*Written problem*: In the excerpt about Cyprus banks below, rewrite the passage from "(In response, Demetriades" up to and including "now-sanctioned Russian oligarch.", substituting "investor" for "shareholder".

*Extract*:
He said the 2013 law establishing two executive central bank board members was, “in fact a parliamentary and not a governmental initiative and secured broad cross-party support.” He said the law was “an absolutely correct amendment” that more closely aligned bank governance to that of the other central banks and the ECB itself. The idea that law shifted powers from the governor to the executive directors or gave them “management control,” is “false,” he said, adding the law “continues to grant full competences to the Governor,” including the right to “assign responsibilities to the 2 Executive Board Members.” He also denied ignoring ECB demands. He said that as president he had no power over the composition of the Bank of Cyprus board, while the central bank governor did, and that Demetriades’ account of the dispute was “an attempt to justify his obvious time-consuming delays” in leading the bank out of resolution. Anastasiades added that the “real reasons” for Demetriades’ departure was the “A&M scandal.”
(In response, Demetriades said the A&M’s contract expired amid turmoil at the bank with the country in crisis. “We needed them,” he said “There was nothing wrong with the Alvarez contract; the only thing that was wrong was the way it was used, with the purpose of getting rid of me.”)
Russian influence over Cyprus banks, meanwhile, was reaching a high-water mark. The Bank of Cyprus’ new board now included the six Russians, including Vladimir Strzhalkovsky, Putin’s former KGB colleague. The single biggest shareholder was a company controlled by Viktor Vekselberg, a now-sanctioned Russian oligarch.

*Dataset extract*:
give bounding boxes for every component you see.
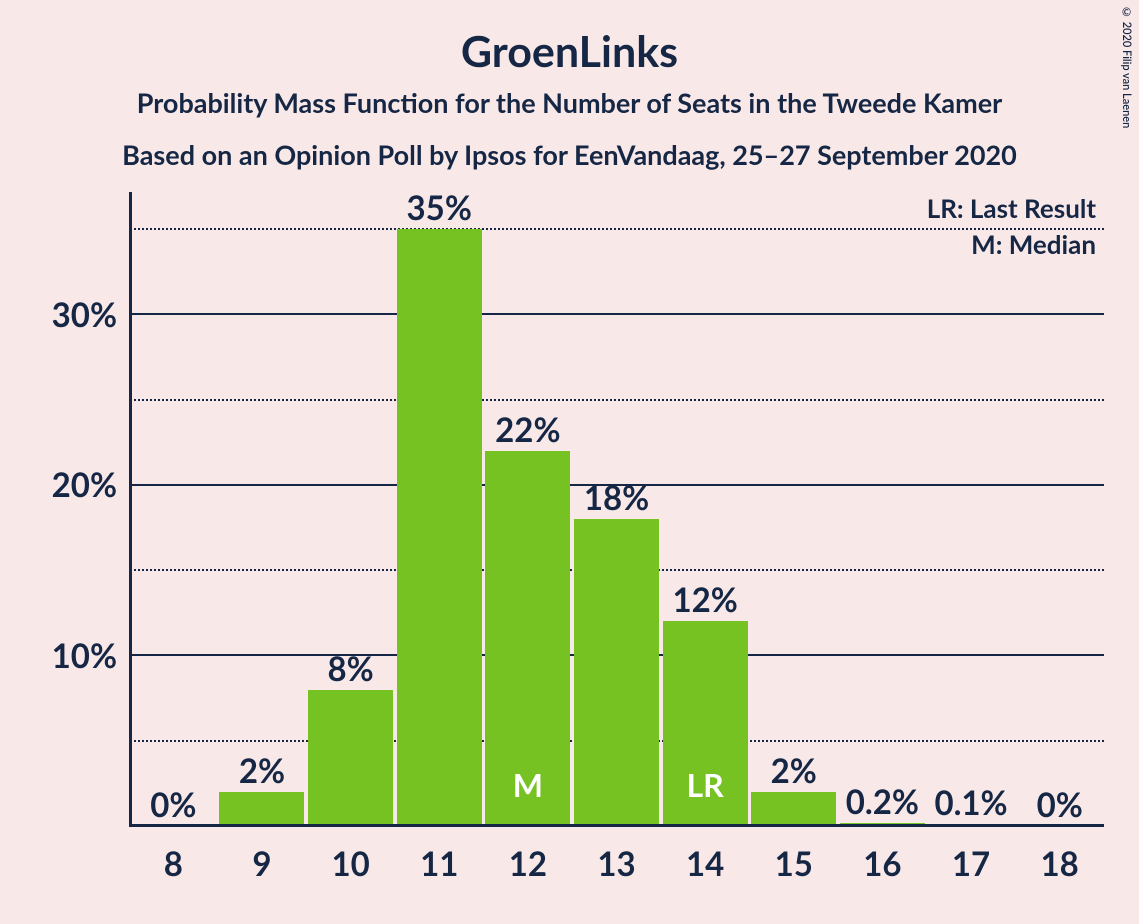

*Problem solution*:
(In response, Demetriades said the A&M’s contract expired amid turmoil at the bank with the country in crisis. “We needed them,” he said “There was nothing wrong with the Alvarez contract; the only thing that was wrong was the way it was used, with the purpose of getting rid of me.”)
Russian influence over Cyprus banks, meanwhile, was reaching a high-water mark. The Bank of Cyprus’ new board now included the six Russians, including Vladimir Strzhalkovsky, Putin’s former KGB colleague. The single biggest investor was a company controlled by Viktor Vekselberg, a now-sanctioned Russian oligarch.